Instructions for the task:
Omit all images. Write out the rest of the material exactly.

Data supplied:
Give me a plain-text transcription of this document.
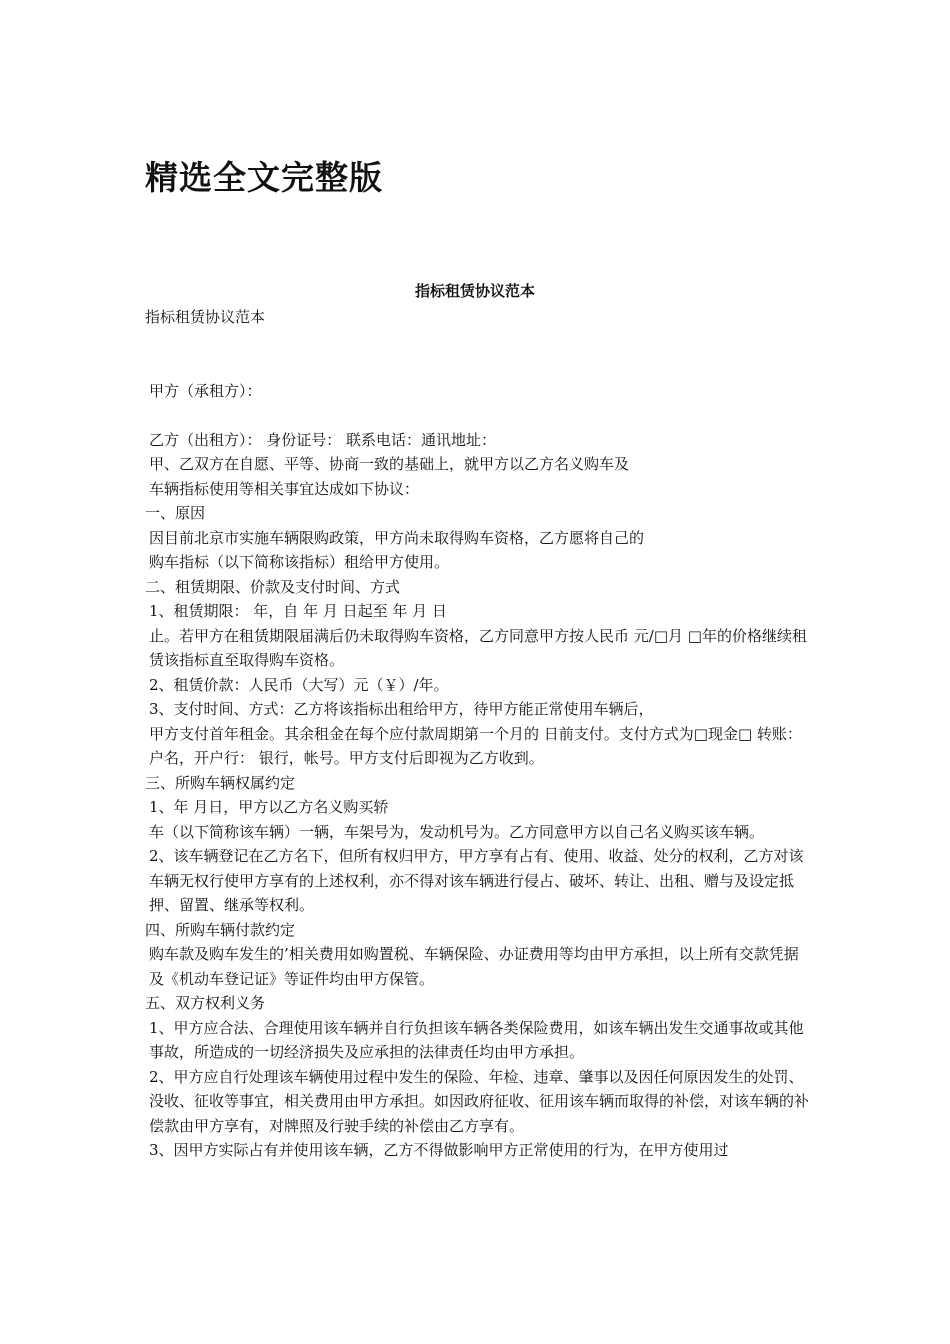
精选全文完整版
指标租赁协议范本

指标租赁协议范本

甲方（承租方）：

乙方（出租方）： 身份证号： 联系电话：通讯地址：

甲、乙双方在自愿、平等、协商一致的基础上，就甲方以乙方名义购车及

车辆指标使用等相关事宜达成如下协议：

一、原因

因目前北京市实施车辆限购政策，甲方尚未取得购车资格，乙方愿将自己的

购车指标（以下简称该指标）租给甲方使用。

二、租赁期限、价款及支付时间、方式

1、租赁期限： 年，自 年 月 日起至 年 月 日

止。若甲方在租赁期限届满后仍未取得购车资格，乙方同意甲方按人民币 元/□月 □年的价格继续租赁该指标直至取得购车资格。

2、租赁价款：人民币（大写）元（￥）/年。

3、支付时间、方式：乙方将该指标出租给甲方，待甲方能正常使用车辆后，

甲方支付首年租金。其余租金在每个应付款周期第一个月的 日前支付。支付方式为□现金□ 转账：户名，开户行： 银行，帐号。甲方支付后即视为乙方收到。

三、所购车辆权属约定

1、年 月日，甲方以乙方名义购买轿

车（以下简称该车辆）一辆，车架号为，发动机号为。乙方同意甲方以自己名义购买该车辆。

2、该车辆登记在乙方名下，但所有权归甲方，甲方享有占有、使用、收益、处分的权利，乙方对该车辆无权行使甲方享有的上述权利，亦不得对该车辆进行侵占、破坏、转让、出租、赠与及设定抵押、留置、继承等权利。

四、所购车辆付款约定

购车款及购车发生的’相关费用如购置税、车辆保险、办证费用等均由甲方承担，以上所有交款凭据及《机动车登记证》等证件均由甲方保管。

五、双方权利义务

1、甲方应合法、合理使用该车辆并自行负担该车辆各类保险费用，如该车辆出发生交通事故或其他事故，所造成的一切经济损失及应承担的法律责任均由甲方承担。

2、甲方应自行处理该车辆使用过程中发生的保险、年检、违章、肇事以及因任何原因发生的处罚、没收、征收等事宜，相关费用由甲方承担。如因政府征收、征用该车辆而取得的补偿，对该车辆的补偿款由甲方享有，对牌照及行驶手续的补偿由乙方享有。

3、因甲方实际占有并使用该车辆，乙方不得做影响甲方正常使用的行为，在甲方使用过
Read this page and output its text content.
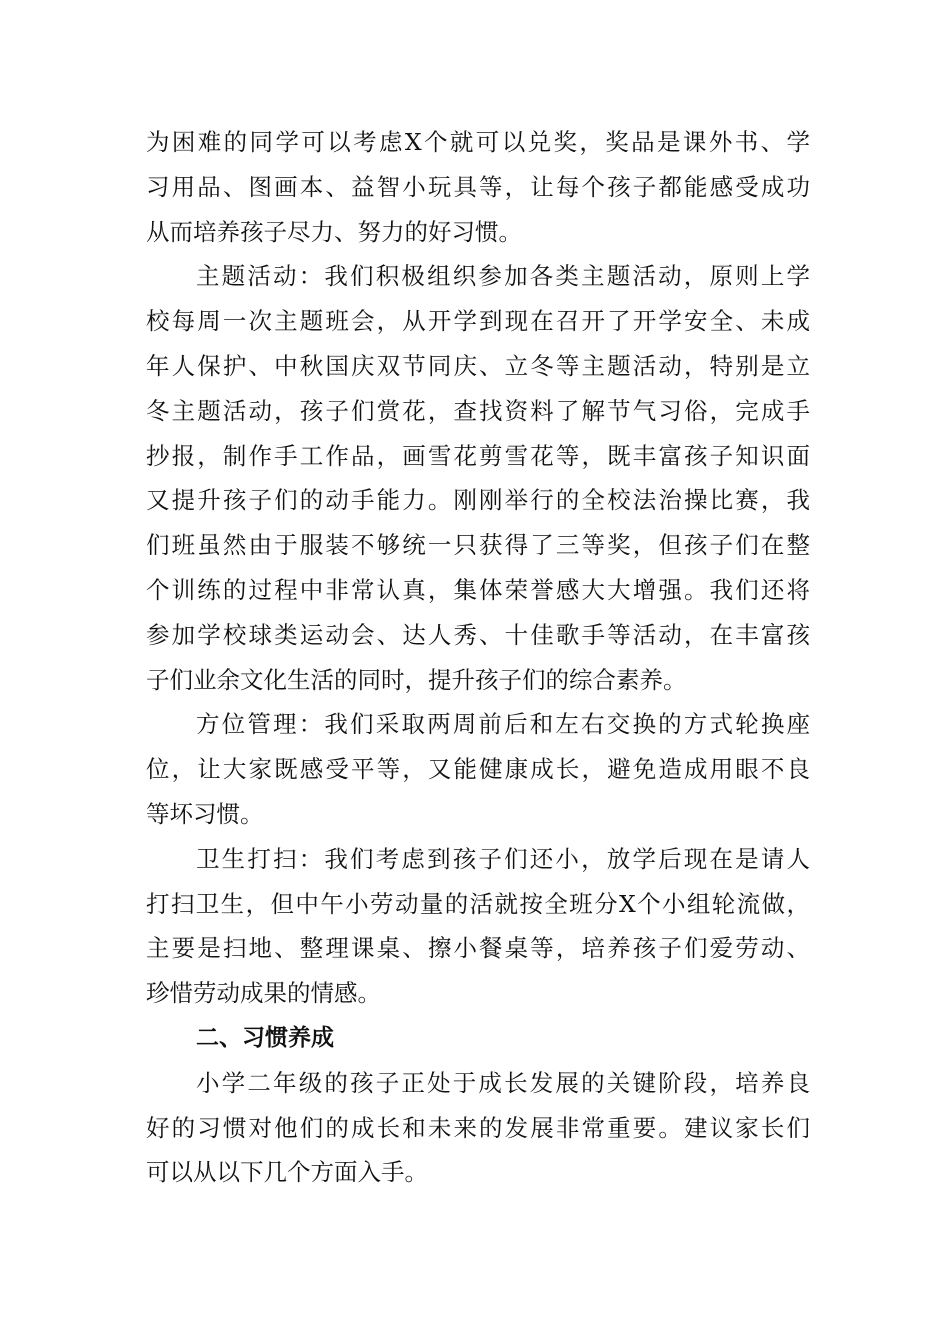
为困难的同学可以考虑X个就可以兑奖，奖品是课外书、学
习用品、图画本、益智小玩具等，让每个孩子都能感受成功
从而培养孩子尽力、努力的好习惯。
主题活动：我们积极组织参加各类主题活动，原则上学
校每周一次主题班会，从开学到现在召开了开学安全、未成
年人保护、中秋国庆双节同庆、立冬等主题活动，特别是立
冬主题活动，孩子们赏花，查找资料了解节气习俗，完成手
抄报，制作手工作品，画雪花剪雪花等，既丰富孩子知识面
又提升孩子们的动手能力。刚刚举行的全校法治操比赛，我
们班虽然由于服装不够统一只获得了三等奖，但孩子们在整
个训练的过程中非常认真，集体荣誉感大大增强。我们还将
参加学校球类运动会、达人秀、十佳歌手等活动，在丰富孩
子们业余文化生活的同时，提升孩子们的综合素养。
方位管理：我们采取两周前后和左右交换的方式轮换座
位，让大家既感受平等，又能健康成长，避免造成用眼不良
等坏习惯。
卫生打扫：我们考虑到孩子们还小，放学后现在是请人
打扫卫生，但中午小劳动量的活就按全班分X个小组轮流做，
主要是扫地、整理课桌、擦小餐桌等，培养孩子们爱劳动、
珍惜劳动成果的情感。
二、习惯养成
小学二年级的孩子正处于成长发展的关键阶段，培养良
好的习惯对他们的成长和未来的发展非常重要。建议家长们
可以从以下几个方面入手。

Worked answer:
Give me a plain-text transcription of this document.
精选全文完整版
指标租赁协议范本

指标租赁协议范本

甲方（承租方）：

乙方（出租方）： 身份证号： 联系电话：通讯地址：

甲、乙双方在自愿、平等、协商一致的基础上，就甲方以乙方名义购车及

车辆指标使用等相关事宜达成如下协议：

一、原因

因目前北京市实施车辆限购政策，甲方尚未取得购车资格，乙方愿将自己的

购车指标（以下简称该指标）租给甲方使用。

二、租赁期限、价款及支付时间、方式

1、租赁期限： 年，自 年 月 日起至 年 月 日

止。若甲方在租赁期限届满后仍未取得购车资格，乙方同意甲方按人民币 元/□月 □年的价格继续租赁该指标直至取得购车资格。

2、租赁价款：人民币（大写）元（￥）/年。

3、支付时间、方式：乙方将该指标出租给甲方，待甲方能正常使用车辆后，

甲方支付首年租金。其余租金在每个应付款周期第一个月的 日前支付。支付方式为□现金□ 转账：户名，开户行： 银行，帐号。甲方支付后即视为乙方收到。

三、所购车辆权属约定

1、年 月日，甲方以乙方名义购买轿

车（以下简称该车辆）一辆，车架号为，发动机号为。乙方同意甲方以自己名义购买该车辆。

2、该车辆登记在乙方名下，但所有权归甲方，甲方享有占有、使用、收益、处分的权利，乙方对该车辆无权行使甲方享有的上述权利，亦不得对该车辆进行侵占、破坏、转让、出租、赠与及设定抵押、留置、继承等权利。

四、所购车辆付款约定

购车款及购车发生的’相关费用如购置税、车辆保险、办证费用等均由甲方承担，以上所有交款凭据及《机动车登记证》等证件均由甲方保管。

五、双方权利义务

1、甲方应合法、合理使用该车辆并自行负担该车辆各类保险费用，如该车辆出发生交通事故或其他事故，所造成的一切经济损失及应承担的法律责任均由甲方承担。

2、甲方应自行处理该车辆使用过程中发生的保险、年检、违章、肇事以及因任何原因发生的处罚、没收、征收等事宜，相关费用由甲方承担。如因政府征收、征用该车辆而取得的补偿，对该车辆的补偿款由甲方享有，对牌照及行驶手续的补偿由乙方享有。

3、因甲方实际占有并使用该车辆，乙方不得做影响甲方正常使用的行为，在甲方使用过
Read this page and output its text content.
为困难的同学可以考虑X个就可以兑奖，奖品是课外书、学
习用品、图画本、益智小玩具等，让每个孩子都能感受成功
从而培养孩子尽力、努力的好习惯。
主题活动：我们积极组织参加各类主题活动，原则上学
校每周一次主题班会，从开学到现在召开了开学安全、未成
年人保护、中秋国庆双节同庆、立冬等主题活动，特别是立
冬主题活动，孩子们赏花，查找资料了解节气习俗，完成手
抄报，制作手工作品，画雪花剪雪花等，既丰富孩子知识面
又提升孩子们的动手能力。刚刚举行的全校法治操比赛，我
们班虽然由于服装不够统一只获得了三等奖，但孩子们在整
个训练的过程中非常认真，集体荣誉感大大增强。我们还将
参加学校球类运动会、达人秀、十佳歌手等活动，在丰富孩
子们业余文化生活的同时，提升孩子们的综合素养。
方位管理：我们采取两周前后和左右交换的方式轮换座
位，让大家既感受平等，又能健康成长，避免造成用眼不良
等坏习惯。
卫生打扫：我们考虑到孩子们还小，放学后现在是请人
打扫卫生，但中午小劳动量的活就按全班分X个小组轮流做，
主要是扫地、整理课桌、擦小餐桌等，培养孩子们爱劳动、
珍惜劳动成果的情感。
二、习惯养成
小学二年级的孩子正处于成长发展的关键阶段，培养良
好的习惯对他们的成长和未来的发展非常重要。建议家长们
可以从以下几个方面入手。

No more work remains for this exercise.